Reproduce the records below exactly as they appear.

Material for the task:
----------------

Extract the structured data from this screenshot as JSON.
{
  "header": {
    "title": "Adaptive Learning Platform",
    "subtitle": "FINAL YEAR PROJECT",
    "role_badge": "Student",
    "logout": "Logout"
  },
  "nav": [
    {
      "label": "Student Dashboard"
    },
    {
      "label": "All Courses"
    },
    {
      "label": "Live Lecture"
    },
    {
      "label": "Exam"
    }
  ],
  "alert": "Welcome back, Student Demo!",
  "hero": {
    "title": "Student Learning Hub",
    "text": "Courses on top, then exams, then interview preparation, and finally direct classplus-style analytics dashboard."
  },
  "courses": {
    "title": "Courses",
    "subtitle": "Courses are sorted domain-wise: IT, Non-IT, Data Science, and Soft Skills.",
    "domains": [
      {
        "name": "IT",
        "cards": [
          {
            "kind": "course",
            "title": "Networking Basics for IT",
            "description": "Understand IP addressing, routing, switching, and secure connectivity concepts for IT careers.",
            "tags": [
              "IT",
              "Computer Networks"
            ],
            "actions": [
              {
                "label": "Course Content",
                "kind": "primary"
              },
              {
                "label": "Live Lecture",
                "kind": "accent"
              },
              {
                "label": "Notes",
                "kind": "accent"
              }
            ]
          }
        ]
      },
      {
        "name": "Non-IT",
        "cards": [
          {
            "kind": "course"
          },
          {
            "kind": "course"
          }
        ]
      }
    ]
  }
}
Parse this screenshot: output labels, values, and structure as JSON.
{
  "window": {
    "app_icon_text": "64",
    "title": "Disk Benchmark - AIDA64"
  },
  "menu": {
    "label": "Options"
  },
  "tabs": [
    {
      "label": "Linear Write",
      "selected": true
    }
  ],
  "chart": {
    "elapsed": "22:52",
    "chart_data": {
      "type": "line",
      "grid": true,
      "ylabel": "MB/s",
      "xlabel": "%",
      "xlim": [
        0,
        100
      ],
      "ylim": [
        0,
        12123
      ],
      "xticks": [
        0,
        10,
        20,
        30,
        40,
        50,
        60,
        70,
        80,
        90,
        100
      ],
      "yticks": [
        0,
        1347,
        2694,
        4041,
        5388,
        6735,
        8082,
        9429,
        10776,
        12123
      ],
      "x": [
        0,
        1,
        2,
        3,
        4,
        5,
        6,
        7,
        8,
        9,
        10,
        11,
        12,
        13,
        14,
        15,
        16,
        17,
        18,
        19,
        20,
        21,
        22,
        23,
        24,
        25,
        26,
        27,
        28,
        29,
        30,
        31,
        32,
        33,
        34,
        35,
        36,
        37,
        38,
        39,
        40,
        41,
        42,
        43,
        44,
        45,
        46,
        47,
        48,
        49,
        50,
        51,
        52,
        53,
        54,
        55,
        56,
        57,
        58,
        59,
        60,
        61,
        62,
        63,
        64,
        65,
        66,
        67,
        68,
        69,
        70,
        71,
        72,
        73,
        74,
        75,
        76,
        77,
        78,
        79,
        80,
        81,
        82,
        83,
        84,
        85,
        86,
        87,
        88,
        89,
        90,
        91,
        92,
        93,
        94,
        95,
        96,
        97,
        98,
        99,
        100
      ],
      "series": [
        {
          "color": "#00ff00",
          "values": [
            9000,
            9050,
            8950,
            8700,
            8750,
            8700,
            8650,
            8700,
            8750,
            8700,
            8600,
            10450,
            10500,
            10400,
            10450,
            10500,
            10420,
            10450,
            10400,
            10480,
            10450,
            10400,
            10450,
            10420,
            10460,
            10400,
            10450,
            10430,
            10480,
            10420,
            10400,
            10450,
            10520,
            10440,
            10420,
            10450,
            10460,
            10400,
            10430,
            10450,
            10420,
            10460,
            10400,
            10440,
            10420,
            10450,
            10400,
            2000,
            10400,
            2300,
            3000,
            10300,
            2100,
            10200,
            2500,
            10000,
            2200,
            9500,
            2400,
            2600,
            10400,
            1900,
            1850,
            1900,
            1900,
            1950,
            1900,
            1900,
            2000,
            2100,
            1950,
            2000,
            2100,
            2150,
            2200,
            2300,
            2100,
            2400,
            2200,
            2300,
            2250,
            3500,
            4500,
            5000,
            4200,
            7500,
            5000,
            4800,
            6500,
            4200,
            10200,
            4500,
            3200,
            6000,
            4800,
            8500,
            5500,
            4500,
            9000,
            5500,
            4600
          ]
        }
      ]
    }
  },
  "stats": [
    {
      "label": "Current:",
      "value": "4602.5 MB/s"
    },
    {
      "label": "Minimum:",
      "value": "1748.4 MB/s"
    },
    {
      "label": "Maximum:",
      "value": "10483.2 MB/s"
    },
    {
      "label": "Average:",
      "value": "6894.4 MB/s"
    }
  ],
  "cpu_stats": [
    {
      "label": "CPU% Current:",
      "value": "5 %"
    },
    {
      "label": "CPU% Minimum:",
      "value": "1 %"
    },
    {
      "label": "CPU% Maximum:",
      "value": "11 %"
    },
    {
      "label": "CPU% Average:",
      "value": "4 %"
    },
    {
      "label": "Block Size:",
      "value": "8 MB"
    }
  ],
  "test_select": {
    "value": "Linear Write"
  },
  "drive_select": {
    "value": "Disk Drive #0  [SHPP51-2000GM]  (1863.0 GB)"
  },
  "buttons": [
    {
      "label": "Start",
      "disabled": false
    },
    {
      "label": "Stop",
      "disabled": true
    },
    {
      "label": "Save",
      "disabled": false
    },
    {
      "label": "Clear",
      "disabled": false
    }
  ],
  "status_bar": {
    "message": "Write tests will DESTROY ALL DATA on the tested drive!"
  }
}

----------------

Task answer:
Extract the structured data from this screenshot as JSON.
{
  "header": {
    "title": "Adaptive Learning Platform",
    "subtitle": "FINAL YEAR PROJECT",
    "role_badge": "Student",
    "logout": "Logout"
  },
  "nav": [
    {
      "label": "Student Dashboard"
    },
    {
      "label": "All Courses"
    },
    {
      "label": "Live Lecture"
    },
    {
      "label": "Exam"
    }
  ],
  "alert": "Welcome back, Student Demo!",
  "hero": {
    "title": "Student Learning Hub",
    "text": "Courses on top, then exams, then interview preparation, and finally direct classplus-style analytics dashboard."
  },
  "courses": {
    "title": "Courses",
    "subtitle": "Courses are sorted domain-wise: IT, Non-IT, Data Science, and Soft Skills.",
    "domains": [
      {
        "name": "IT",
        "cards": [
          {
            "kind": "course",
            "title": "Networking Basics for IT",
            "description": "Understand IP addressing, routing, switching, and secure connectivity concepts for IT careers.",
            "tags": [
              "IT",
              "Computer Networks"
            ],
            "actions": [
              {
                "label": "Course Content",
                "kind": "primary"
              },
              {
                "label": "Live Lecture",
                "kind": "accent"
              },
              {
                "label": "Notes",
                "kind": "accent"
              }
            ]
          }
        ]
      },
      {
        "name": "Non-IT",
        "cards": [
          {
            "kind": "course"
          },
          {
            "kind": "course"
          }
        ]
      }
    ]
  }
}
Parse this screenshot: output labels, values, and structure as JSON.
{
  "window": {
    "app_icon_text": "64",
    "title": "Disk Benchmark - AIDA64"
  },
  "menu": {
    "label": "Options"
  },
  "tabs": [
    {
      "label": "Linear Write",
      "selected": true
    }
  ],
  "chart": {
    "elapsed": "22:52",
    "chart_data": {
      "type": "line",
      "grid": true,
      "ylabel": "MB/s",
      "xlabel": "%",
      "xlim": [
        0,
        100
      ],
      "ylim": [
        0,
        12123
      ],
      "xticks": [
        0,
        10,
        20,
        30,
        40,
        50,
        60,
        70,
        80,
        90,
        100
      ],
      "yticks": [
        0,
        1347,
        2694,
        4041,
        5388,
        6735,
        8082,
        9429,
        10776,
        12123
      ],
      "x": [
        0,
        1,
        2,
        3,
        4,
        5,
        6,
        7,
        8,
        9,
        10,
        11,
        12,
        13,
        14,
        15,
        16,
        17,
        18,
        19,
        20,
        21,
        22,
        23,
        24,
        25,
        26,
        27,
        28,
        29,
        30,
        31,
        32,
        33,
        34,
        35,
        36,
        37,
        38,
        39,
        40,
        41,
        42,
        43,
        44,
        45,
        46,
        47,
        48,
        49,
        50,
        51,
        52,
        53,
        54,
        55,
        56,
        57,
        58,
        59,
        60,
        61,
        62,
        63,
        64,
        65,
        66,
        67,
        68,
        69,
        70,
        71,
        72,
        73,
        74,
        75,
        76,
        77,
        78,
        79,
        80,
        81,
        82,
        83,
        84,
        85,
        86,
        87,
        88,
        89,
        90,
        91,
        92,
        93,
        94,
        95,
        96,
        97,
        98,
        99,
        100
      ],
      "series": [
        {
          "color": "#00ff00",
          "values": [
            9000,
            9050,
            8950,
            8700,
            8750,
            8700,
            8650,
            8700,
            8750,
            8700,
            8600,
            10450,
            10500,
            10400,
            10450,
            10500,
            10420,
            10450,
            10400,
            10480,
            10450,
            10400,
            10450,
            10420,
            10460,
            10400,
            10450,
            10430,
            10480,
            10420,
            10400,
            10450,
            10520,
            10440,
            10420,
            10450,
            10460,
            10400,
            10430,
            10450,
            10420,
            10460,
            10400,
            10440,
            10420,
            10450,
            10400,
            2000,
            10400,
            2300,
            3000,
            10300,
            2100,
            10200,
            2500,
            10000,
            2200,
            9500,
            2400,
            2600,
            10400,
            1900,
            1850,
            1900,
            1900,
            1950,
            1900,
            1900,
            2000,
            2100,
            1950,
            2000,
            2100,
            2150,
            2200,
            2300,
            2100,
            2400,
            2200,
            2300,
            2250,
            3500,
            4500,
            5000,
            4200,
            7500,
            5000,
            4800,
            6500,
            4200,
            10200,
            4500,
            3200,
            6000,
            4800,
            8500,
            5500,
            4500,
            9000,
            5500,
            4600
          ]
        }
      ]
    }
  },
  "stats": [
    {
      "label": "Current:",
      "value": "4602.5 MB/s"
    },
    {
      "label": "Minimum:",
      "value": "1748.4 MB/s"
    },
    {
      "label": "Maximum:",
      "value": "10483.2 MB/s"
    },
    {
      "label": "Average:",
      "value": "6894.4 MB/s"
    }
  ],
  "cpu_stats": [
    {
      "label": "CPU% Current:",
      "value": "5 %"
    },
    {
      "label": "CPU% Minimum:",
      "value": "1 %"
    },
    {
      "label": "CPU% Maximum:",
      "value": "11 %"
    },
    {
      "label": "CPU% Average:",
      "value": "4 %"
    },
    {
      "label": "Block Size:",
      "value": "8 MB"
    }
  ],
  "test_select": {
    "value": "Linear Write"
  },
  "drive_select": {
    "value": "Disk Drive #0  [SHPP51-2000GM]  (1863.0 GB)"
  },
  "buttons": [
    {
      "label": "Start",
      "disabled": false
    },
    {
      "label": "Stop",
      "disabled": true
    },
    {
      "label": "Save",
      "disabled": false
    },
    {
      "label": "Clear",
      "disabled": false
    }
  ],
  "status_bar": {
    "message": "Write tests will DESTROY ALL DATA on the tested drive!"
  }
}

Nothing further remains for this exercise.